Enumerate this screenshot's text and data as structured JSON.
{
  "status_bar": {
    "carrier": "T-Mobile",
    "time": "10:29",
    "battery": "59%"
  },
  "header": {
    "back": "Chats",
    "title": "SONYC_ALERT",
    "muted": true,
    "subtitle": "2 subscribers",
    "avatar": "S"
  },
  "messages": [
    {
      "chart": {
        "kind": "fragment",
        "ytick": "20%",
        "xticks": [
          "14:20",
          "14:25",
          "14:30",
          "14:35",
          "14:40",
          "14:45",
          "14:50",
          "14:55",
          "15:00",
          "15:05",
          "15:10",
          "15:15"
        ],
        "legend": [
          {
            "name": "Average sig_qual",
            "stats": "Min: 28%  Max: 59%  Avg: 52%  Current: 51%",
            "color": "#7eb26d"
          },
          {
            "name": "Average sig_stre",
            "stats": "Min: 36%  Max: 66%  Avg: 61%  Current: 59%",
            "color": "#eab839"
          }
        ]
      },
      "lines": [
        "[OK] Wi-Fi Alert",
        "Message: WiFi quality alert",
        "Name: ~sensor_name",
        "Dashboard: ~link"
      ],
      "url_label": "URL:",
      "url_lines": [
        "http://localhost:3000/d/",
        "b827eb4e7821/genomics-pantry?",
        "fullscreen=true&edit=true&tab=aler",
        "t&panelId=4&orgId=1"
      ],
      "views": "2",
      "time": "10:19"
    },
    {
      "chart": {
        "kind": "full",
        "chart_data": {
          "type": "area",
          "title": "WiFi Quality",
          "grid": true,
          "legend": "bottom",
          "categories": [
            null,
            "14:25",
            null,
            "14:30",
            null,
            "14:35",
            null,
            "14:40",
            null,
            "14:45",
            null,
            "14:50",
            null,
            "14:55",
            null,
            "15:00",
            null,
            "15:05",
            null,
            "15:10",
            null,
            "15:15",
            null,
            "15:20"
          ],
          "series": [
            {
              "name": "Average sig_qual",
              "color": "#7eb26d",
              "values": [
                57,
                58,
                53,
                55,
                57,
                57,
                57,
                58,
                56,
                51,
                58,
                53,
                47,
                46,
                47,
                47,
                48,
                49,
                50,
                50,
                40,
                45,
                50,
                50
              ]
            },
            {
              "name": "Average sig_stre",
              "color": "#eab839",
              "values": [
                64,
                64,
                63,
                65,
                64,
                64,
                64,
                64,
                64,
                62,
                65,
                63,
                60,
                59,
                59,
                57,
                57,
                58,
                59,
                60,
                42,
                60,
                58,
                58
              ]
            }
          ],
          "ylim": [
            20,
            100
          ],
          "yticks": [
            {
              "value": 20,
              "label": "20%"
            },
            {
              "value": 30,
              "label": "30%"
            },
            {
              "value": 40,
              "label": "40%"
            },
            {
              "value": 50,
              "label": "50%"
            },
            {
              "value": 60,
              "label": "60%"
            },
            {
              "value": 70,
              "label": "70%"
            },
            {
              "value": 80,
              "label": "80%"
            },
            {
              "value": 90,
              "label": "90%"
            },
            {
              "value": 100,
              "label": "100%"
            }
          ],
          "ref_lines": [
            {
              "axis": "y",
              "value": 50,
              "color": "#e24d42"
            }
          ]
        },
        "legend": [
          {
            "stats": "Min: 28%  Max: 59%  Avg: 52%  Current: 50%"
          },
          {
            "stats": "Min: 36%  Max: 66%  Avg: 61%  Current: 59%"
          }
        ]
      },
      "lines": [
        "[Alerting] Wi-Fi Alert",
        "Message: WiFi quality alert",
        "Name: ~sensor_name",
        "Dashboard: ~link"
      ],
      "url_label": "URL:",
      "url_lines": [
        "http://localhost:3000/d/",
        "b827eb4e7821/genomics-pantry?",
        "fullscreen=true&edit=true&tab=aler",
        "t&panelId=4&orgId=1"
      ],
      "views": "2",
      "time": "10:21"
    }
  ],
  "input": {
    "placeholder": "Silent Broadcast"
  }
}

::::::

TASK DESCRIPTION
Give back each record exactly, from the first line through the last.

EXERCISE ANSWER
Enumerate this screenshot's text and data as structured JSON.
{
  "status_bar": {
    "carrier": "T-Mobile",
    "time": "10:29",
    "battery": "59%"
  },
  "header": {
    "back": "Chats",
    "title": "SONYC_ALERT",
    "muted": true,
    "subtitle": "2 subscribers",
    "avatar": "S"
  },
  "messages": [
    {
      "chart": {
        "kind": "fragment",
        "ytick": "20%",
        "xticks": [
          "14:20",
          "14:25",
          "14:30",
          "14:35",
          "14:40",
          "14:45",
          "14:50",
          "14:55",
          "15:00",
          "15:05",
          "15:10",
          "15:15"
        ],
        "legend": [
          {
            "name": "Average sig_qual",
            "stats": "Min: 28%  Max: 59%  Avg: 52%  Current: 51%",
            "color": "#7eb26d"
          },
          {
            "name": "Average sig_stre",
            "stats": "Min: 36%  Max: 66%  Avg: 61%  Current: 59%",
            "color": "#eab839"
          }
        ]
      },
      "lines": [
        "[OK] Wi-Fi Alert",
        "Message: WiFi quality alert",
        "Name: ~sensor_name",
        "Dashboard: ~link"
      ],
      "url_label": "URL:",
      "url_lines": [
        "http://localhost:3000/d/",
        "b827eb4e7821/genomics-pantry?",
        "fullscreen=true&edit=true&tab=aler",
        "t&panelId=4&orgId=1"
      ],
      "views": "2",
      "time": "10:19"
    },
    {
      "chart": {
        "kind": "full",
        "chart_data": {
          "type": "area",
          "title": "WiFi Quality",
          "grid": true,
          "legend": "bottom",
          "categories": [
            null,
            "14:25",
            null,
            "14:30",
            null,
            "14:35",
            null,
            "14:40",
            null,
            "14:45",
            null,
            "14:50",
            null,
            "14:55",
            null,
            "15:00",
            null,
            "15:05",
            null,
            "15:10",
            null,
            "15:15",
            null,
            "15:20"
          ],
          "series": [
            {
              "name": "Average sig_qual",
              "color": "#7eb26d",
              "values": [
                57,
                58,
                53,
                55,
                57,
                57,
                57,
                58,
                56,
                51,
                58,
                53,
                47,
                46,
                47,
                47,
                48,
                49,
                50,
                50,
                40,
                45,
                50,
                50
              ]
            },
            {
              "name": "Average sig_stre",
              "color": "#eab839",
              "values": [
                64,
                64,
                63,
                65,
                64,
                64,
                64,
                64,
                64,
                62,
                65,
                63,
                60,
                59,
                59,
                57,
                57,
                58,
                59,
                60,
                42,
                60,
                58,
                58
              ]
            }
          ],
          "ylim": [
            20,
            100
          ],
          "yticks": [
            {
              "value": 20,
              "label": "20%"
            },
            {
              "value": 30,
              "label": "30%"
            },
            {
              "value": 40,
              "label": "40%"
            },
            {
              "value": 50,
              "label": "50%"
            },
            {
              "value": 60,
              "label": "60%"
            },
            {
              "value": 70,
              "label": "70%"
            },
            {
              "value": 80,
              "label": "80%"
            },
            {
              "value": 90,
              "label": "90%"
            },
            {
              "value": 100,
              "label": "100%"
            }
          ],
          "ref_lines": [
            {
              "axis": "y",
              "value": 50,
              "color": "#e24d42"
            }
          ]
        },
        "legend": [
          {
            "stats": "Min: 28%  Max: 59%  Avg: 52%  Current: 50%"
          },
          {
            "stats": "Min: 36%  Max: 66%  Avg: 61%  Current: 59%"
          }
        ]
      },
      "lines": [
        "[Alerting] Wi-Fi Alert",
        "Message: WiFi quality alert",
        "Name: ~sensor_name",
        "Dashboard: ~link"
      ],
      "url_label": "URL:",
      "url_lines": [
        "http://localhost:3000/d/",
        "b827eb4e7821/genomics-pantry?",
        "fullscreen=true&edit=true&tab=aler",
        "t&panelId=4&orgId=1"
      ],
      "views": "2",
      "time": "10:21"
    }
  ],
  "input": {
    "placeholder": "Silent Broadcast"
  }
}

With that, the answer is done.